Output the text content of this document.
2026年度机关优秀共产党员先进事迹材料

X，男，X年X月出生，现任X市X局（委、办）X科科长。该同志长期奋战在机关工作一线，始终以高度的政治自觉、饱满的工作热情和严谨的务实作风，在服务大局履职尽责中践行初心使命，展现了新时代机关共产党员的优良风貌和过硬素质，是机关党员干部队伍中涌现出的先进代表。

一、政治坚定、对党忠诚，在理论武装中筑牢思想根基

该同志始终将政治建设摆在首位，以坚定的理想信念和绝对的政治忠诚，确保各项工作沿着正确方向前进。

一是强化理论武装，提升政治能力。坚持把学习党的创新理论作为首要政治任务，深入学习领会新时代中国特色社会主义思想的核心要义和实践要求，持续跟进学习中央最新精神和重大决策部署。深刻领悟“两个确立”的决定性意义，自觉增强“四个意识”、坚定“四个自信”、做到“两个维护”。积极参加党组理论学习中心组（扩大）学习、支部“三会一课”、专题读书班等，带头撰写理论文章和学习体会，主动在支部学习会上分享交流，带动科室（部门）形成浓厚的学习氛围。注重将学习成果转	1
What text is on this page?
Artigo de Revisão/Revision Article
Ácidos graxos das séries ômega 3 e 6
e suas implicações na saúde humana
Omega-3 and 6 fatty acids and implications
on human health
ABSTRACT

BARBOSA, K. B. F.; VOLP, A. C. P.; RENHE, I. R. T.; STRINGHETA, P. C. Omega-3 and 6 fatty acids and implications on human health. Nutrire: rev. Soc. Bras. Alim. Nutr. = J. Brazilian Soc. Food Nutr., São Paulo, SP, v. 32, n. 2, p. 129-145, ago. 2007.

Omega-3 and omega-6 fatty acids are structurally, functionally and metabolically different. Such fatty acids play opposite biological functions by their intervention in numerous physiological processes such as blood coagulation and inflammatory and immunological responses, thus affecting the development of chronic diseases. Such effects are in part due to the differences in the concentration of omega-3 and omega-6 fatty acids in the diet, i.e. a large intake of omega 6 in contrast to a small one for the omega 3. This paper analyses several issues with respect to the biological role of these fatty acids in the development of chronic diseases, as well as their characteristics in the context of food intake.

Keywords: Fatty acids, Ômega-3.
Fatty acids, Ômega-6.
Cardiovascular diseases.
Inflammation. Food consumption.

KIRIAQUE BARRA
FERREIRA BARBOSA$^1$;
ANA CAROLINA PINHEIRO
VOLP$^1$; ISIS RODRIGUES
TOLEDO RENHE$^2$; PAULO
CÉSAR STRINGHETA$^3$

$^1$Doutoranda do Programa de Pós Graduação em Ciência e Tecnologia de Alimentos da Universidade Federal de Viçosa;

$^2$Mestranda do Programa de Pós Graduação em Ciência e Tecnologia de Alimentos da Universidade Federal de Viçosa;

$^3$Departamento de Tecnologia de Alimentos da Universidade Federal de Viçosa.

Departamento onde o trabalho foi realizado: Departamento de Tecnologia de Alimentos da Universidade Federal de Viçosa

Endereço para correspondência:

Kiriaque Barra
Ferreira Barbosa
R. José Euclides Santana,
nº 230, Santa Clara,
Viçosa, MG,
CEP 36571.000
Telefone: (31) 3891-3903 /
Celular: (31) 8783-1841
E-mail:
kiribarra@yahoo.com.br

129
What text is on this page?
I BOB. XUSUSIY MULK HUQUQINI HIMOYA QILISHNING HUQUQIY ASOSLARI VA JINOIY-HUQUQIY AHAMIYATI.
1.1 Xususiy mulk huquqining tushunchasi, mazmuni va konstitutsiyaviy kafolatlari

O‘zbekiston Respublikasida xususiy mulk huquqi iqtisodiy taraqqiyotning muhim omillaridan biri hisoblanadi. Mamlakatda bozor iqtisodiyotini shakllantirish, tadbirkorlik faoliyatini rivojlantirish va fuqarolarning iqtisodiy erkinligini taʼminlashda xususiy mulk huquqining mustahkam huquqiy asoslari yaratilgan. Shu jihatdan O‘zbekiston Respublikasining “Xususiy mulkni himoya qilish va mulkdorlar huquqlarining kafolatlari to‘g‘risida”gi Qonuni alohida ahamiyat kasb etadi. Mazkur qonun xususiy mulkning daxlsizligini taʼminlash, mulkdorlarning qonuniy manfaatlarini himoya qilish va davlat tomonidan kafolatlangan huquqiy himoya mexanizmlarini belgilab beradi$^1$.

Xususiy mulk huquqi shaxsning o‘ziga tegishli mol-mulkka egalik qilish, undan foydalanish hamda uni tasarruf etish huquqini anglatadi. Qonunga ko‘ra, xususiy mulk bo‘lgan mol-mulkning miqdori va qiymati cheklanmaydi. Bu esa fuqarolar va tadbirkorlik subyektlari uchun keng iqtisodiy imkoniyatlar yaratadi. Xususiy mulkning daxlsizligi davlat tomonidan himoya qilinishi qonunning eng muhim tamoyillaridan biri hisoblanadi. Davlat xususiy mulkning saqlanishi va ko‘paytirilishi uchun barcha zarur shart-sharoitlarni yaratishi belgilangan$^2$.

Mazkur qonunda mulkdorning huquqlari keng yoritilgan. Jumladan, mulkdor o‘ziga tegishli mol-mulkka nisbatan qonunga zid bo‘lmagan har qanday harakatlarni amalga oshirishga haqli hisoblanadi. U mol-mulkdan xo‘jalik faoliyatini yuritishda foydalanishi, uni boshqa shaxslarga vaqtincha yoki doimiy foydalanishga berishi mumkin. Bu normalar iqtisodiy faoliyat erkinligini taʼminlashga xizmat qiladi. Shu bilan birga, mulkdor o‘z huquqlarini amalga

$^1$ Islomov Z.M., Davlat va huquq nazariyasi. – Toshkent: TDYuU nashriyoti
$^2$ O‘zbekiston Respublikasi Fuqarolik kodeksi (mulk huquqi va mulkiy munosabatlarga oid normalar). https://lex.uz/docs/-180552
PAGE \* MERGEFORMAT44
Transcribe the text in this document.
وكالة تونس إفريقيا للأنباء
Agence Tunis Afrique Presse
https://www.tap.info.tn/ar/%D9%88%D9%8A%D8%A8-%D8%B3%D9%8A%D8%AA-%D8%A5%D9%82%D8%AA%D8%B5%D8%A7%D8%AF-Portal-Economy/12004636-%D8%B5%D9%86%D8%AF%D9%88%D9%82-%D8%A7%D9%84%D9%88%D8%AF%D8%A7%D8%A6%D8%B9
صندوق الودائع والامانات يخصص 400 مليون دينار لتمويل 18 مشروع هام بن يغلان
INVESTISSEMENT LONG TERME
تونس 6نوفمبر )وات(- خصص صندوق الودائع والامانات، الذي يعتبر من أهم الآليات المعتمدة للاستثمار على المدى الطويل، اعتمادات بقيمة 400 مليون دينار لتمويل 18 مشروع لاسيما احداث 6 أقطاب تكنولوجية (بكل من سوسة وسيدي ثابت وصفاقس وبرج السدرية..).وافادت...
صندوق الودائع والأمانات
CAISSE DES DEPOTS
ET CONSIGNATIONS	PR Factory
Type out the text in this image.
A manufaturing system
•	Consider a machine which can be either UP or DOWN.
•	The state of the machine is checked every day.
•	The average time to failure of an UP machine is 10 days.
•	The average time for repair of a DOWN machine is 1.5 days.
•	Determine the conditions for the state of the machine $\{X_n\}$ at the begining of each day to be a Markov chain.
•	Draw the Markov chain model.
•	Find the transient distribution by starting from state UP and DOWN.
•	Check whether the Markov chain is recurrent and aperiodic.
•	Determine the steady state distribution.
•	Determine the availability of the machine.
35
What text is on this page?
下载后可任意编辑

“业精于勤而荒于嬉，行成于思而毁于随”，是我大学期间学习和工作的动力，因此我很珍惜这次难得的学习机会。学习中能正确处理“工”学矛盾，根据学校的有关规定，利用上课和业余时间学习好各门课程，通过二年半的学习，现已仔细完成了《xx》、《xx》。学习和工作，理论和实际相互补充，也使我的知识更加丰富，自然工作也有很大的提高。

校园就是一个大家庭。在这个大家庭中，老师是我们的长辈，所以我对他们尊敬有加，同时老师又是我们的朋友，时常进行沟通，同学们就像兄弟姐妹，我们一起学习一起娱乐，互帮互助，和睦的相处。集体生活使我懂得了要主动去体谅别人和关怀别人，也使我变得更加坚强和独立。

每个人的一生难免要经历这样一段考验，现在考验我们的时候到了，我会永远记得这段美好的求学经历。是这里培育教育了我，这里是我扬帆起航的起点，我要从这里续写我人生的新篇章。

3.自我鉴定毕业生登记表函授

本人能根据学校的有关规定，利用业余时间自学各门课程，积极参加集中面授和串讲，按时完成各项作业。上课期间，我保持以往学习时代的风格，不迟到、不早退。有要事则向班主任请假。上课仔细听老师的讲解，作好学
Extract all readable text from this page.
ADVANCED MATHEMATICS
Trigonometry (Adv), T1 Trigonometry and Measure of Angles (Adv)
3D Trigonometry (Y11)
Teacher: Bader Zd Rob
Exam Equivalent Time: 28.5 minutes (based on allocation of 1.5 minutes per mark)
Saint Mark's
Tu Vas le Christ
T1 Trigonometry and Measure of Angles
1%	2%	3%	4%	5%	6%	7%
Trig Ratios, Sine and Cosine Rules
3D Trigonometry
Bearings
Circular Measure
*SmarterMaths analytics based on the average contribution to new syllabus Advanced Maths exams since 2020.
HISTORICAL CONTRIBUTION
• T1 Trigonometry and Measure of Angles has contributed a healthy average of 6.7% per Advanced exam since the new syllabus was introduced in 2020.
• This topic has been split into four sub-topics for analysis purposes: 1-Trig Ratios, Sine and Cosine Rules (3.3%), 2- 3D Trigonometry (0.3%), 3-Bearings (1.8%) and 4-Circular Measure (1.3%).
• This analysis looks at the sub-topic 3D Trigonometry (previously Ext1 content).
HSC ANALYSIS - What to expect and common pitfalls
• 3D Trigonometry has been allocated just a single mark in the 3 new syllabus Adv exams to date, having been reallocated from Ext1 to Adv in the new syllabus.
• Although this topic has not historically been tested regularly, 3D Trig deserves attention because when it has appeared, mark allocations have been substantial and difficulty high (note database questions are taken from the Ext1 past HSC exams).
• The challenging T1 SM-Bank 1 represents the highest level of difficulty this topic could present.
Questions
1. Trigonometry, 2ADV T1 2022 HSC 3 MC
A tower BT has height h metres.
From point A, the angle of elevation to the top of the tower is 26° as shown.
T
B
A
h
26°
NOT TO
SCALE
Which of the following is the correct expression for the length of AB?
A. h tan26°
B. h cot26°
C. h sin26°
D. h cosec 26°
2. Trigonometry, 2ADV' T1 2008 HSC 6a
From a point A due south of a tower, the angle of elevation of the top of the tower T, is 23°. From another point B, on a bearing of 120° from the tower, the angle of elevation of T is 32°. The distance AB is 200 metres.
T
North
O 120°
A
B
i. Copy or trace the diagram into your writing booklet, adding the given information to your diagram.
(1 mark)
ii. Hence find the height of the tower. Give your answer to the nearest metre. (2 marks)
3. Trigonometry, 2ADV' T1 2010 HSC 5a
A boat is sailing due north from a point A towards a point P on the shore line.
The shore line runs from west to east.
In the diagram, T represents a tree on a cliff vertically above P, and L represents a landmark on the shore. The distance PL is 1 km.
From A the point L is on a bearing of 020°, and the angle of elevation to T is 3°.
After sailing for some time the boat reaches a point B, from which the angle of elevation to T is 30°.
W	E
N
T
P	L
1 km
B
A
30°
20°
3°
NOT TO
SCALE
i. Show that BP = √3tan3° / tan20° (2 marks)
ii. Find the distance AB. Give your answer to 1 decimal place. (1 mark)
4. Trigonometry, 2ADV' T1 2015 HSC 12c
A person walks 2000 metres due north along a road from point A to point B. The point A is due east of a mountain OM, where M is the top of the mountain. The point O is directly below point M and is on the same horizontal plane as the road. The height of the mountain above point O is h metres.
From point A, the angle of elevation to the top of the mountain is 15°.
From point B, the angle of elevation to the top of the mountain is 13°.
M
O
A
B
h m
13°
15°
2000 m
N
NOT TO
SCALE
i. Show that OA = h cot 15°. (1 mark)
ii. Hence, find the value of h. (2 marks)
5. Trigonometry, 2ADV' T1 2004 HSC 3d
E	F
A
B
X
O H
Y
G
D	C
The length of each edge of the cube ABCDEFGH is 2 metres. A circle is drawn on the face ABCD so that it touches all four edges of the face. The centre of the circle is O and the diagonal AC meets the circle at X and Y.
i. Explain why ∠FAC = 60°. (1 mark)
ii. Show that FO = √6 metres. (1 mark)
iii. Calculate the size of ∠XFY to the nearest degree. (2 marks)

===============

• **Problem to work on**: Copy and report every line where the word "metres" is present.

• **The reply**:
A tower BT has height h metres.
From a point A due south of a tower, the angle of elevation of the top of the tower T, is 23°. From another point B, on a bearing of 120° from the tower, the angle of elevation of T is 32°. The distance AB is 200 metres.
A person walks 2000 metres due north along a road from point A to point B. The point A is due east of a mountain OM, where M is the top of the mountain. The point O is directly below point M and is on the same horizontal plane as the road. The height of the mountain above point O is h metres.
The length of each edge of the cube ABCDEFGH is 2 metres. A circle is drawn on the face ABCD so that it touches all four edges of the face. The centre of the circle is O and the diagonal AC meets the circle at X and Y.
ii. Show that FO = √6 metres. (1 mark)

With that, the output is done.